-- Start Stored data --

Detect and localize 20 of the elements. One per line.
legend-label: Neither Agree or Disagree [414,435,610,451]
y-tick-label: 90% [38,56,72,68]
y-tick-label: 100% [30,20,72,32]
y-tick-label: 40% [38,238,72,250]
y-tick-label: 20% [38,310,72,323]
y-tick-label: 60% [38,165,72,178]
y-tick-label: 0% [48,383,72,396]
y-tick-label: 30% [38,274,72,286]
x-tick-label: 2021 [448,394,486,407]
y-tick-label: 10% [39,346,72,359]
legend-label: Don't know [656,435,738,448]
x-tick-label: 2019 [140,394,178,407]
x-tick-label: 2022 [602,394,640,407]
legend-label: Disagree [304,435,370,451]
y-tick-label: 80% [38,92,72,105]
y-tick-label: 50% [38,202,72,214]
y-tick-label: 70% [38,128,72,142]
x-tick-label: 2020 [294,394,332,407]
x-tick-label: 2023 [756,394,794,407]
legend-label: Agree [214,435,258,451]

-- End Stored data --

▸ **Direction**
Edit the rows above so that each "legend-label" reads "legend-item" and nothing else changes.

▸ **Exercise solution**
Detect and localize 20 of the elements. One per line.
legend-item: Neither Agree or Disagree [414,435,610,451]
y-tick-label: 90% [38,56,72,68]
y-tick-label: 100% [30,20,72,32]
y-tick-label: 40% [38,238,72,250]
y-tick-label: 20% [38,310,72,323]
y-tick-label: 60% [38,165,72,178]
y-tick-label: 0% [48,383,72,396]
y-tick-label: 30% [38,274,72,286]
x-tick-label: 2021 [448,394,486,407]
y-tick-label: 10% [39,346,72,359]
legend-item: Don't know [656,435,738,448]
x-tick-label: 2019 [140,394,178,407]
x-tick-label: 2022 [602,394,640,407]
legend-item: Disagree [304,435,370,451]
y-tick-label: 80% [38,92,72,105]
y-tick-label: 50% [38,202,72,214]
y-tick-label: 70% [38,128,72,142]
x-tick-label: 2020 [294,394,332,407]
x-tick-label: 2023 [756,394,794,407]
legend-item: Agree [214,435,258,451]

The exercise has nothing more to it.